Instruction: Gather each line in the entries that includes the string "text".

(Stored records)
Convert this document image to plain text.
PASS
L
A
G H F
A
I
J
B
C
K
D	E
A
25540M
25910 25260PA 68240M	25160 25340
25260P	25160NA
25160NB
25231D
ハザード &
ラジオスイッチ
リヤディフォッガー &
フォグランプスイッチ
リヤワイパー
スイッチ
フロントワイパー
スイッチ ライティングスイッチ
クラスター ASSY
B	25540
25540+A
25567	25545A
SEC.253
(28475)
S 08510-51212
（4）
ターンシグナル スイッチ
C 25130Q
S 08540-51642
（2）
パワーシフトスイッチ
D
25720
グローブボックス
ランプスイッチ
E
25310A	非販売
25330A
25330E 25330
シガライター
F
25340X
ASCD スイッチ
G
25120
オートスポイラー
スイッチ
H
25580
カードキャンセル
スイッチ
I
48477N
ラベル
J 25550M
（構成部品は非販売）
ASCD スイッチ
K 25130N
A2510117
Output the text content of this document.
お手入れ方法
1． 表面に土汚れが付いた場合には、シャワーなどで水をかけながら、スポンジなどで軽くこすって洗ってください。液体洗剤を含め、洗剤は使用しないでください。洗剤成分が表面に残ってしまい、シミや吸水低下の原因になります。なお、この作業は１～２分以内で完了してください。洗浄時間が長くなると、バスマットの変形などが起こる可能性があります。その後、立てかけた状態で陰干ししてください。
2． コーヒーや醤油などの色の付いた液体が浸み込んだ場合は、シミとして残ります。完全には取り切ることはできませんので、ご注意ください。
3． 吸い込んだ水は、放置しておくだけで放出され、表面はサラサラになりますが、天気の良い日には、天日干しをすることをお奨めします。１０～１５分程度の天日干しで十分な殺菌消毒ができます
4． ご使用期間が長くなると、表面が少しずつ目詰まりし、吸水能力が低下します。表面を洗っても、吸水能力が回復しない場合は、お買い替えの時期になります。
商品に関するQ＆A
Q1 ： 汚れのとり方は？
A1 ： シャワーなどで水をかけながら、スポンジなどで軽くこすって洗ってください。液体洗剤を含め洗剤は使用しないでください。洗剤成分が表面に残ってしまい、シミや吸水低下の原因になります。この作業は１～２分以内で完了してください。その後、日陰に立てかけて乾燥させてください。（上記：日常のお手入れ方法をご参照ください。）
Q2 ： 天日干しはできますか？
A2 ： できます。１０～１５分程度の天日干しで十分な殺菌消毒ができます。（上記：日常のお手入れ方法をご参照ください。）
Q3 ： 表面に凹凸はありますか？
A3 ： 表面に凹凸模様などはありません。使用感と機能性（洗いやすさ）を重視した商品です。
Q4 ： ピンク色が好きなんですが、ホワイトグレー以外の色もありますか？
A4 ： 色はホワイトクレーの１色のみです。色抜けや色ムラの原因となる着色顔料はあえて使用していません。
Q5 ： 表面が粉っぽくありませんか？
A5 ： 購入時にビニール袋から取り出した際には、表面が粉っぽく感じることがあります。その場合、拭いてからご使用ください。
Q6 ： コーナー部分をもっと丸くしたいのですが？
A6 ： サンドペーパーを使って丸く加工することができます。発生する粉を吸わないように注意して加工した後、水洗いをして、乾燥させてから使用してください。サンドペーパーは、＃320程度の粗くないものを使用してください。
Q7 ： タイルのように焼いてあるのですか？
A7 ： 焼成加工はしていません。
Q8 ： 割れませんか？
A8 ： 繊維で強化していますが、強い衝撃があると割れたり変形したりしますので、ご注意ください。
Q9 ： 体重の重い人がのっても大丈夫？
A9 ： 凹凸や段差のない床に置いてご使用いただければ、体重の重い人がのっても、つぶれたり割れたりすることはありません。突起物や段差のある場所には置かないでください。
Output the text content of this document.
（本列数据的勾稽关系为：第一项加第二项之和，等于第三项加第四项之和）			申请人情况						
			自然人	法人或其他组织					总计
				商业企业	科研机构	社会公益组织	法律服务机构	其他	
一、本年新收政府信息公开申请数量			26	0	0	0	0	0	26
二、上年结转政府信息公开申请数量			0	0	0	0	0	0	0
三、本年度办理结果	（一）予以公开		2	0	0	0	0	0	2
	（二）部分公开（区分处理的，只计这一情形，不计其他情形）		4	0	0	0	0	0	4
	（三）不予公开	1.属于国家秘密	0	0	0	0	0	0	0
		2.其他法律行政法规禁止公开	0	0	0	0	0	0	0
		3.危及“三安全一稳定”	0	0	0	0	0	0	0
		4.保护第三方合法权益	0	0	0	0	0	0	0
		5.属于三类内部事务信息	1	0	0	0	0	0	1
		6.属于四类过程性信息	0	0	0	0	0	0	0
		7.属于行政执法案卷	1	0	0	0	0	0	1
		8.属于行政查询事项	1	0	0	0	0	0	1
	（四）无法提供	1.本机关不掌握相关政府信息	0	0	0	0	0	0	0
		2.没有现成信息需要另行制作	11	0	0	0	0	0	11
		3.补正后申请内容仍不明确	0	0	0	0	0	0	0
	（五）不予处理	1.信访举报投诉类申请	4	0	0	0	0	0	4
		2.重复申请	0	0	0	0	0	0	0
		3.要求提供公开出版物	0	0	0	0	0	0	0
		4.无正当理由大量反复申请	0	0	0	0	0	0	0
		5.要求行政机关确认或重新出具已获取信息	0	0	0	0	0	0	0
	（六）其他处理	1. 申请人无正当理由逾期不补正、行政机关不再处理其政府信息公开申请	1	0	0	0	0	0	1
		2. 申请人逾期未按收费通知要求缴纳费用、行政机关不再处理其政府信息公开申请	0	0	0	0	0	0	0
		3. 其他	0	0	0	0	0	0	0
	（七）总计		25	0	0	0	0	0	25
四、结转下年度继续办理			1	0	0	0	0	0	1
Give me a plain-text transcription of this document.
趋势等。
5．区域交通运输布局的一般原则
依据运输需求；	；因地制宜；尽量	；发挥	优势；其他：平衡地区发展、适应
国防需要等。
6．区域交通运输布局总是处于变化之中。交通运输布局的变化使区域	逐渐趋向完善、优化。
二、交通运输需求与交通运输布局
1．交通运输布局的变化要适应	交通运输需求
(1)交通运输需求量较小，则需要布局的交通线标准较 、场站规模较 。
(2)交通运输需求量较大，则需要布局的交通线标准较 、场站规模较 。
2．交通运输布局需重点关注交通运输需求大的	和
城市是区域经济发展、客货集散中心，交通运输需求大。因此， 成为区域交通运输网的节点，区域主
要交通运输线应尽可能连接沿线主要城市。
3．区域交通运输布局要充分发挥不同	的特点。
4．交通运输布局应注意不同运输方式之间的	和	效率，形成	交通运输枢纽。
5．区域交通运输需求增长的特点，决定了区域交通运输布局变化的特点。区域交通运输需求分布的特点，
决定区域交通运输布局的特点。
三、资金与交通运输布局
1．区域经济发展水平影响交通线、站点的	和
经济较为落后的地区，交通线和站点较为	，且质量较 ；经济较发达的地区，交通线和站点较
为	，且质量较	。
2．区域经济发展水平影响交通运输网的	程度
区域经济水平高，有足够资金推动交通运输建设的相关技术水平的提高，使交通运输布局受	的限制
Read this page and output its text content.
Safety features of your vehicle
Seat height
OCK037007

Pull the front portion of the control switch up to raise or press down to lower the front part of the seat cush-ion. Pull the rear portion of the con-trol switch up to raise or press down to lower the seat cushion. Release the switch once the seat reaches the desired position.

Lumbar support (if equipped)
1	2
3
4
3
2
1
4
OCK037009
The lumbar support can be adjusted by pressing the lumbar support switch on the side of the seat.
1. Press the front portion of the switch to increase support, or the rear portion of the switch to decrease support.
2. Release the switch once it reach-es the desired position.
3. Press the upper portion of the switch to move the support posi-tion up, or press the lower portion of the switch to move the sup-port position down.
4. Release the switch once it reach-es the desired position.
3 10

Result of the exercise:
Convert this document image to plain text.
Output the text content of this document.
Output the text content of this document.
Give me a plain-text transcription of this document.
Read this page and output its text content.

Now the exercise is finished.